- **Problem to work on**: Pictures do not belong in the copy; transcribe everything else in the records exactly.

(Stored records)
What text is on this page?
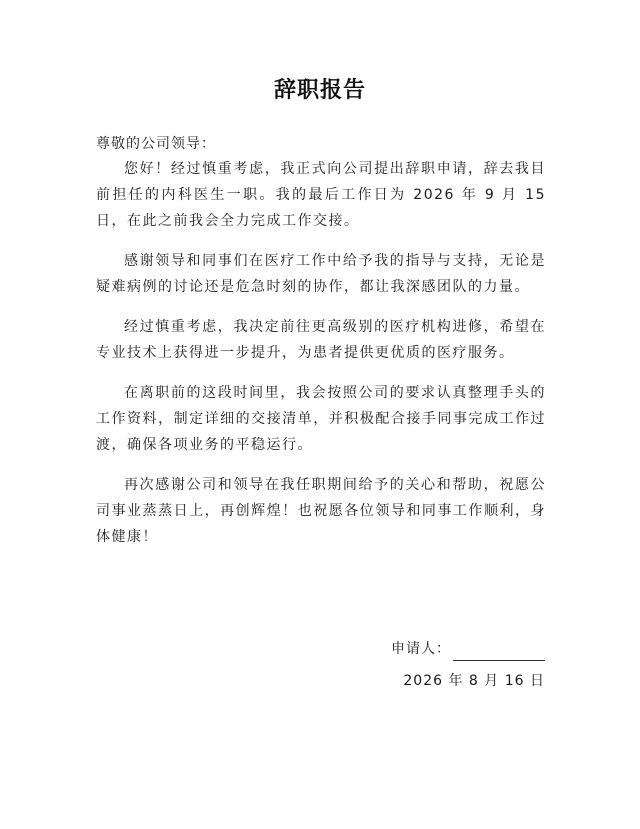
辞职报告
尊敬的公司领导：

您好！经过慎重考虑，我正式向公司提出辞职申请，辞去我目前担任的内科医生一职。我的最后工作日为 2026 年 9 月 15 日，在此之前我会全力完成工作交接。

感谢领导和同事们在医疗工作中给予我的指导与支持，无论是疑难病例的讨论还是危急时刻的协作，都让我深感团队的力量。

经过慎重考虑，我决定前往更高级别的医疗机构进修，希望在专业技术上获得进一步提升，为患者提供更优质的医疗服务。

在离职前的这段时间里，我会按照公司的要求认真整理手头的工作资料，制定详细的交接清单，并积极配合接手同事完成工作过渡，确保各项业务的平稳运行。

再次感谢公司和领导在我任职期间给予的关心和帮助，祝愿公司事业蒸蒸日上，再创辉煌！也祝愿各位领导和同事工作顺利，身体健康！

申请人：
2026 年 8 月 16 日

- **Result below**:
What text is on this page?
辞职报告
尊敬的公司领导：

您好！经过慎重考虑，我正式向公司提出辞职申请，辞去我目前担任的内科医生一职。我的最后工作日为 2026 年 9 月 15 日，在此之前我会全力完成工作交接。

感谢领导和同事们在医疗工作中给予我的指导与支持，无论是疑难病例的讨论还是危急时刻的协作，都让我深感团队的力量。

经过慎重考虑，我决定前往更高级别的医疗机构进修，希望在专业技术上获得进一步提升，为患者提供更优质的医疗服务。

在离职前的这段时间里，我会按照公司的要求认真整理手头的工作资料，制定详细的交接清单，并积极配合接手同事完成工作过渡，确保各项业务的平稳运行。

再次感谢公司和领导在我任职期间给予的关心和帮助，祝愿公司事业蒸蒸日上，再创辉煌！也祝愿各位领导和同事工作顺利，身体健康！

申请人：
2026 年 8 月 16 日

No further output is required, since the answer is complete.